▶ _The input_

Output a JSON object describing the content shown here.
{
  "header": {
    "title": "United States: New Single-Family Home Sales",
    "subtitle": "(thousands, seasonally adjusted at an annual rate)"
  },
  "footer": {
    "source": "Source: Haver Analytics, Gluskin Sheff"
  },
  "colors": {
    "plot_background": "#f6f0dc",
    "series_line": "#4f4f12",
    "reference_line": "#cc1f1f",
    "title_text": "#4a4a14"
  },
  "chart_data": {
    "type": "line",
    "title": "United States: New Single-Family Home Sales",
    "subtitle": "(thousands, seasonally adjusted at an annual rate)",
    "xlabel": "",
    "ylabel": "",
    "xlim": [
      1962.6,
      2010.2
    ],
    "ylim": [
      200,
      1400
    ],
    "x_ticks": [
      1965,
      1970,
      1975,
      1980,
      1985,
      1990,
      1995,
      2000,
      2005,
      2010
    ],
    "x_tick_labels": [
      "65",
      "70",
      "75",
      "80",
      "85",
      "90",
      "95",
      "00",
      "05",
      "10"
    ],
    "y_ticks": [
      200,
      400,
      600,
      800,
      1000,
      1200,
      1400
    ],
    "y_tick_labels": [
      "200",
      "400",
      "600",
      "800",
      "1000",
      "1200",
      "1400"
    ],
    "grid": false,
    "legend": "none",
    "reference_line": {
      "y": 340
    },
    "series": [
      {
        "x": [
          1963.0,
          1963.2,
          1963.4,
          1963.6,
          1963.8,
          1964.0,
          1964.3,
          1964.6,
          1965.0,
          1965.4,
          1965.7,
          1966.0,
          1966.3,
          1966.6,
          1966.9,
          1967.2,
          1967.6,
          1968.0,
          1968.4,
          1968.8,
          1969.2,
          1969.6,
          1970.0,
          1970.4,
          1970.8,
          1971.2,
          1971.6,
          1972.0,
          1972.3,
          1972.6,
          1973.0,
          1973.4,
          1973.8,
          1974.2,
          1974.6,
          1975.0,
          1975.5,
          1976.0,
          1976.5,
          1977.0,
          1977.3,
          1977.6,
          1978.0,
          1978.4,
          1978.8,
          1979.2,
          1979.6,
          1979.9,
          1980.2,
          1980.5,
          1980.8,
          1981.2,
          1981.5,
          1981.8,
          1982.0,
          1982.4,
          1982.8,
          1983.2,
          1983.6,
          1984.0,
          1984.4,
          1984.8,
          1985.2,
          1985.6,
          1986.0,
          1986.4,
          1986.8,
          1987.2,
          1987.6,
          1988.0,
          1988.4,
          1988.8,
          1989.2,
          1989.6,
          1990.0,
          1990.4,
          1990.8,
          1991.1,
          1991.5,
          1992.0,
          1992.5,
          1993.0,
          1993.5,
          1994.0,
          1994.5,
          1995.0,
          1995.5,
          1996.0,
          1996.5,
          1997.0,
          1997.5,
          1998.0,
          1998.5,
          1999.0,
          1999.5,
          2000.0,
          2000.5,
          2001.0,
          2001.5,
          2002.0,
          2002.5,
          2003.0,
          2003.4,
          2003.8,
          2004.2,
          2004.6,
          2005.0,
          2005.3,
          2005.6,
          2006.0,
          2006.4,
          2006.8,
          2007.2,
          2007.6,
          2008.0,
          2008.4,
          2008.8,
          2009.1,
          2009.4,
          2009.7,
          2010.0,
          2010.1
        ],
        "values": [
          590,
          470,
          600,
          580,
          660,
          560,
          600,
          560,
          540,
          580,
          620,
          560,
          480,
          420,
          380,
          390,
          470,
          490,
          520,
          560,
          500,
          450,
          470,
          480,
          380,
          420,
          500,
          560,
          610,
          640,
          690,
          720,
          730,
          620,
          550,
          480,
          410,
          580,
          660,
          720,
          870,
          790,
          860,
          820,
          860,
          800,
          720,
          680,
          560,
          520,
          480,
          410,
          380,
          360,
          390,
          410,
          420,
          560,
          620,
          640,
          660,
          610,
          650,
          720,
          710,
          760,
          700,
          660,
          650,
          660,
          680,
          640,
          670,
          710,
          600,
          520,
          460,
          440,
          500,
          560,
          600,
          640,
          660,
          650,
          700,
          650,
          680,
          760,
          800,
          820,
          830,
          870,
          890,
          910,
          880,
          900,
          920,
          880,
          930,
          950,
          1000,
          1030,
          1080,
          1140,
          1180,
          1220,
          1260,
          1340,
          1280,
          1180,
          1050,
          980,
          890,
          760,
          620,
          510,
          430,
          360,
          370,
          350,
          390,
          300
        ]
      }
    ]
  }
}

▶ _What you need to do_
Write out every entry word for word.

▶ _Task output_
Output a JSON object describing the content shown here.
{
  "header": {
    "title": "United States: New Single-Family Home Sales",
    "subtitle": "(thousands, seasonally adjusted at an annual rate)"
  },
  "footer": {
    "source": "Source: Haver Analytics, Gluskin Sheff"
  },
  "colors": {
    "plot_background": "#f6f0dc",
    "series_line": "#4f4f12",
    "reference_line": "#cc1f1f",
    "title_text": "#4a4a14"
  },
  "chart_data": {
    "type": "line",
    "title": "United States: New Single-Family Home Sales",
    "subtitle": "(thousands, seasonally adjusted at an annual rate)",
    "xlabel": "",
    "ylabel": "",
    "xlim": [
      1962.6,
      2010.2
    ],
    "ylim": [
      200,
      1400
    ],
    "x_ticks": [
      1965,
      1970,
      1975,
      1980,
      1985,
      1990,
      1995,
      2000,
      2005,
      2010
    ],
    "x_tick_labels": [
      "65",
      "70",
      "75",
      "80",
      "85",
      "90",
      "95",
      "00",
      "05",
      "10"
    ],
    "y_ticks": [
      200,
      400,
      600,
      800,
      1000,
      1200,
      1400
    ],
    "y_tick_labels": [
      "200",
      "400",
      "600",
      "800",
      "1000",
      "1200",
      "1400"
    ],
    "grid": false,
    "legend": "none",
    "reference_line": {
      "y": 340
    },
    "series": [
      {
        "x": [
          1963.0,
          1963.2,
          1963.4,
          1963.6,
          1963.8,
          1964.0,
          1964.3,
          1964.6,
          1965.0,
          1965.4,
          1965.7,
          1966.0,
          1966.3,
          1966.6,
          1966.9,
          1967.2,
          1967.6,
          1968.0,
          1968.4,
          1968.8,
          1969.2,
          1969.6,
          1970.0,
          1970.4,
          1970.8,
          1971.2,
          1971.6,
          1972.0,
          1972.3,
          1972.6,
          1973.0,
          1973.4,
          1973.8,
          1974.2,
          1974.6,
          1975.0,
          1975.5,
          1976.0,
          1976.5,
          1977.0,
          1977.3,
          1977.6,
          1978.0,
          1978.4,
          1978.8,
          1979.2,
          1979.6,
          1979.9,
          1980.2,
          1980.5,
          1980.8,
          1981.2,
          1981.5,
          1981.8,
          1982.0,
          1982.4,
          1982.8,
          1983.2,
          1983.6,
          1984.0,
          1984.4,
          1984.8,
          1985.2,
          1985.6,
          1986.0,
          1986.4,
          1986.8,
          1987.2,
          1987.6,
          1988.0,
          1988.4,
          1988.8,
          1989.2,
          1989.6,
          1990.0,
          1990.4,
          1990.8,
          1991.1,
          1991.5,
          1992.0,
          1992.5,
          1993.0,
          1993.5,
          1994.0,
          1994.5,
          1995.0,
          1995.5,
          1996.0,
          1996.5,
          1997.0,
          1997.5,
          1998.0,
          1998.5,
          1999.0,
          1999.5,
          2000.0,
          2000.5,
          2001.0,
          2001.5,
          2002.0,
          2002.5,
          2003.0,
          2003.4,
          2003.8,
          2004.2,
          2004.6,
          2005.0,
          2005.3,
          2005.6,
          2006.0,
          2006.4,
          2006.8,
          2007.2,
          2007.6,
          2008.0,
          2008.4,
          2008.8,
          2009.1,
          2009.4,
          2009.7,
          2010.0,
          2010.1
        ],
        "values": [
          590,
          470,
          600,
          580,
          660,
          560,
          600,
          560,
          540,
          580,
          620,
          560,
          480,
          420,
          380,
          390,
          470,
          490,
          520,
          560,
          500,
          450,
          470,
          480,
          380,
          420,
          500,
          560,
          610,
          640,
          690,
          720,
          730,
          620,
          550,
          480,
          410,
          580,
          660,
          720,
          870,
          790,
          860,
          820,
          860,
          800,
          720,
          680,
          560,
          520,
          480,
          410,
          380,
          360,
          390,
          410,
          420,
          560,
          620,
          640,
          660,
          610,
          650,
          720,
          710,
          760,
          700,
          660,
          650,
          660,
          680,
          640,
          670,
          710,
          600,
          520,
          460,
          440,
          500,
          560,
          600,
          640,
          660,
          650,
          700,
          650,
          680,
          760,
          800,
          820,
          830,
          870,
          890,
          910,
          880,
          900,
          920,
          880,
          930,
          950,
          1000,
          1030,
          1080,
          1140,
          1180,
          1220,
          1260,
          1340,
          1280,
          1180,
          1050,
          980,
          890,
          760,
          620,
          510,
          430,
          360,
          370,
          350,
          390,
          300
        ]
      }
    ]
  }
}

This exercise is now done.